## Page extract
———

- Conference: Independent
- Record: 7–3–2
- Head coach: Jacob K. Shell (10th season);
- Home stadium: Whittier Field

= 1897 Swarthmore Quakers football team =

American college football season

The 1897 Swarthmore Quakers football team was an American football team that represented Swarthmore College as an independent during the 1897 college football season. The team compiled a 7–3–2 record and outscored opponents by a total of 114 to 60. Jacob K. Shell was the head coach.

———

## What you need to do
a) By what total score did the team outscore its opponents, according to the 1897 Swarthmore football summary?
b) Reproduce the 1897 Swarthmore football summary between "- Conference: Independent" and "the head coach.", inclusive.
c) Name every field label in the short key-value lines that open the 1897 Swarthmore football summary.

## Records
———

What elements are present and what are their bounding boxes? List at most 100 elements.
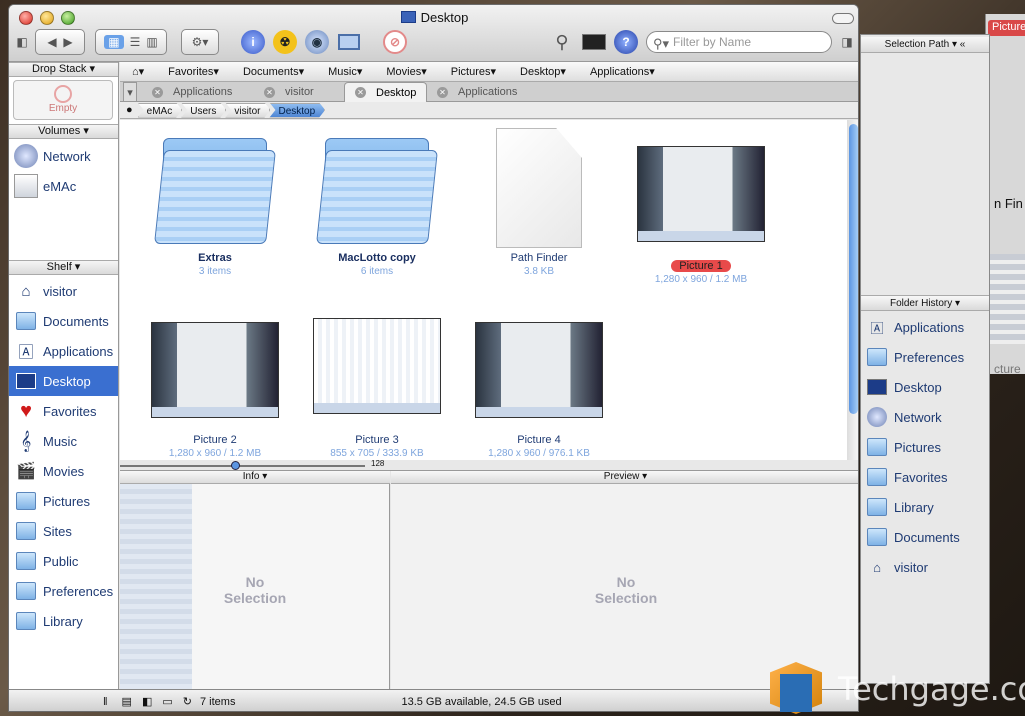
history-item-favorites[interactable]: Favorites: [865, 462, 989, 492]
selection-path-header[interactable]: Selection Path ▾ «: [861, 37, 989, 53]
volumes-header[interactable]: Volumes ▾: [9, 124, 118, 139]
breadcrumb-desktop[interactable]: Desktop: [269, 103, 325, 118]
file-info: 855 x 705 / 333.9 KB: [330, 448, 424, 459]
history-item-visitor[interactable]: ⌂ visitor: [865, 552, 989, 582]
refresh-icon[interactable]: ↻: [183, 695, 192, 708]
shelf-item-library[interactable]: Library: [9, 606, 118, 636]
display-button[interactable]: [336, 29, 362, 55]
delete-button[interactable]: ⊘: [382, 29, 408, 55]
grip-icon[interactable]: ‖: [103, 696, 108, 708]
get-info-button[interactable]: i: [240, 29, 266, 55]
info-panel-header[interactable]: Info ▾: [120, 471, 390, 484]
terminal-button[interactable]: [581, 29, 607, 55]
burn-button[interactable]: ☢: [272, 29, 298, 55]
history-item-pictures[interactable]: Pictures: [865, 432, 989, 462]
breadcrumb-emac[interactable]: eMAc: [138, 103, 183, 118]
back-forward-buttons[interactable]: ◀ ▶: [35, 29, 85, 55]
menu-music[interactable]: Music▾: [316, 65, 362, 78]
tab-close-icon[interactable]: ✕: [437, 86, 448, 98]
drop-stack-area[interactable]: Empty: [13, 80, 113, 120]
folder-icon: [865, 345, 889, 369]
tab-desktop[interactable]: ✕ Desktop: [344, 82, 428, 102]
shelf-item-desktop[interactable]: Desktop: [9, 366, 118, 396]
drop-stack-header[interactable]: Drop Stack ▾: [9, 62, 118, 77]
apple-icon[interactable]: ●: [126, 104, 133, 116]
file-info: 1,280 x 960 / 1.2 MB: [654, 274, 748, 285]
shelf-item-sites[interactable]: Sites: [9, 516, 118, 546]
collapse-icon[interactable]: «: [960, 39, 966, 50]
split-view-icon[interactable]: ◧: [142, 695, 152, 708]
shelf-item-applications[interactable]: 🄰 Applications: [9, 336, 118, 366]
home-menu-icon[interactable]: ⌂▾: [132, 65, 144, 78]
monitor-icon: [338, 34, 360, 50]
menu-desktop[interactable]: Desktop▾: [508, 65, 566, 78]
menu-applications[interactable]: Applications▾: [578, 65, 655, 78]
file-item[interactable]: Path Finder 3.8 KB: [464, 128, 614, 277]
tab-close-icon[interactable]: ✕: [355, 87, 366, 98]
scrollbar-thumb[interactable]: [849, 124, 858, 414]
shelf-item-favorites[interactable]: ♥ Favorites: [9, 396, 118, 426]
home-icon: ⌂: [21, 282, 31, 300]
icon-size-slider[interactable]: 128: [120, 459, 858, 471]
column-view-icon[interactable]: ▥: [146, 35, 157, 49]
tab-close-icon[interactable]: ✕: [152, 86, 163, 98]
file-item[interactable]: Picture 4 1,280 x 960 / 976.1 KB: [464, 322, 614, 459]
tab-menu-icon[interactable]: ▾: [123, 82, 137, 102]
toolbar-toggle-button[interactable]: [832, 13, 854, 24]
menu-movies[interactable]: Movies▾: [374, 65, 426, 78]
back-arrow-icon[interactable]: ◀: [47, 35, 56, 49]
shelf-item-music[interactable]: 𝄞 Music: [9, 426, 118, 456]
action-menu-button[interactable]: ⚙▾: [181, 29, 219, 55]
history-item-network[interactable]: Network: [865, 402, 989, 432]
breadcrumb-visitor[interactable]: visitor: [225, 103, 270, 118]
search-input[interactable]: ⚲▾ Filter by Name: [646, 31, 832, 53]
menu-documents[interactable]: Documents▾: [231, 65, 304, 78]
find-button[interactable]: ⚲: [549, 29, 575, 55]
panel-toggle-icon[interactable]: ▤: [122, 695, 132, 708]
slider-track[interactable]: [120, 465, 365, 467]
file-item[interactable]: MacLotto copy 6 items: [302, 128, 452, 277]
shelf-item-pictures[interactable]: Pictures: [9, 486, 118, 516]
history-item-applications[interactable]: 🄰 Applications: [865, 312, 989, 342]
tab-visitor[interactable]: ✕ visitor: [264, 82, 314, 102]
network-icon: [865, 405, 889, 429]
history-item-documents[interactable]: Documents: [865, 522, 989, 552]
bottom-panel-icon[interactable]: ▭: [162, 695, 172, 708]
list-view-icon[interactable]: ☰: [130, 35, 141, 49]
shelf-item-public[interactable]: Public: [9, 546, 118, 576]
shelf-item-visitor[interactable]: ⌂ visitor: [9, 276, 118, 306]
folder-icon: [865, 525, 889, 549]
menu-favorites[interactable]: Favorites▾: [156, 65, 219, 78]
icon-view-icon[interactable]: ▦: [104, 35, 124, 49]
file-item[interactable]: Picture 1 1,280 x 960 / 1.2 MB: [626, 146, 776, 285]
view-mode-selector[interactable]: ▦ ☰ ▥: [95, 29, 167, 55]
help-button[interactable]: ?: [613, 29, 639, 55]
folder-history-header[interactable]: Folder History ▾: [861, 295, 989, 311]
shelf-item-documents[interactable]: Documents: [9, 306, 118, 336]
volume-network[interactable]: Network: [9, 141, 118, 171]
shelf-item-movies[interactable]: 🎬 Movies: [9, 456, 118, 486]
history-item-library[interactable]: Library: [865, 492, 989, 522]
shelf-item-preferences[interactable]: Preferences: [9, 576, 118, 606]
sidebar-toggle-icon[interactable]: ◨: [840, 29, 854, 55]
file-item[interactable]: Picture 3 855 x 705 / 333.9 KB: [302, 318, 452, 459]
tab-applications-2[interactable]: ✕ Applications: [437, 82, 517, 102]
file-grid: Extras 3 items MacLotto copy 6 items Pat…: [120, 120, 847, 460]
shelf-header[interactable]: Shelf ▾: [9, 260, 118, 275]
history-item-desktop[interactable]: Desktop: [865, 372, 989, 402]
drawer-toggle-icon[interactable]: ◧: [15, 29, 29, 55]
breadcrumb-users[interactable]: Users: [181, 103, 226, 118]
preview-panel-header[interactable]: Preview ▾: [391, 471, 858, 484]
history-item-preferences[interactable]: Preferences: [865, 342, 989, 372]
vertical-scrollbar[interactable]: [847, 120, 858, 460]
file-item[interactable]: Extras 3 items: [140, 128, 290, 277]
volume-emac[interactable]: eMAc: [9, 171, 118, 201]
file-item[interactable]: Picture 2 1,280 x 960 / 1.2 MB: [140, 322, 290, 459]
forward-arrow-icon[interactable]: ▶: [63, 35, 72, 49]
tab-close-icon[interactable]: ✕: [264, 86, 275, 98]
network-button[interactable]: ◉: [304, 29, 330, 55]
menu-pictures[interactable]: Pictures▾: [439, 65, 496, 78]
tab-applications[interactable]: ✕ Applications: [152, 82, 232, 102]
favorites-menubar: ⌂▾ Favorites▾ Documents▾ Music▾ Movies▾ …: [120, 62, 858, 82]
slider-knob[interactable]: [231, 461, 240, 470]
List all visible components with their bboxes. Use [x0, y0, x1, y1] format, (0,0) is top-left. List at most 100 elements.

———

## Final results
a) 114 to 60

b)
- Conference: Independent
- Record: 7–3–2
- Head coach: Jacob K. Shell (10th season);
- Home stadium: Whittier Field

= 1897 Swarthmore Quakers football team =

American college football season

The 1897 Swarthmore Quakers football team was an American football team that represented Swarthmore College as an independent during the 1897 college football season. The team compiled a 7–3–2 record and outscored opponents by a total of 114 to 60. Jacob K. Shell was the head coach.

c) Conference, Record, Head coach, Home stadium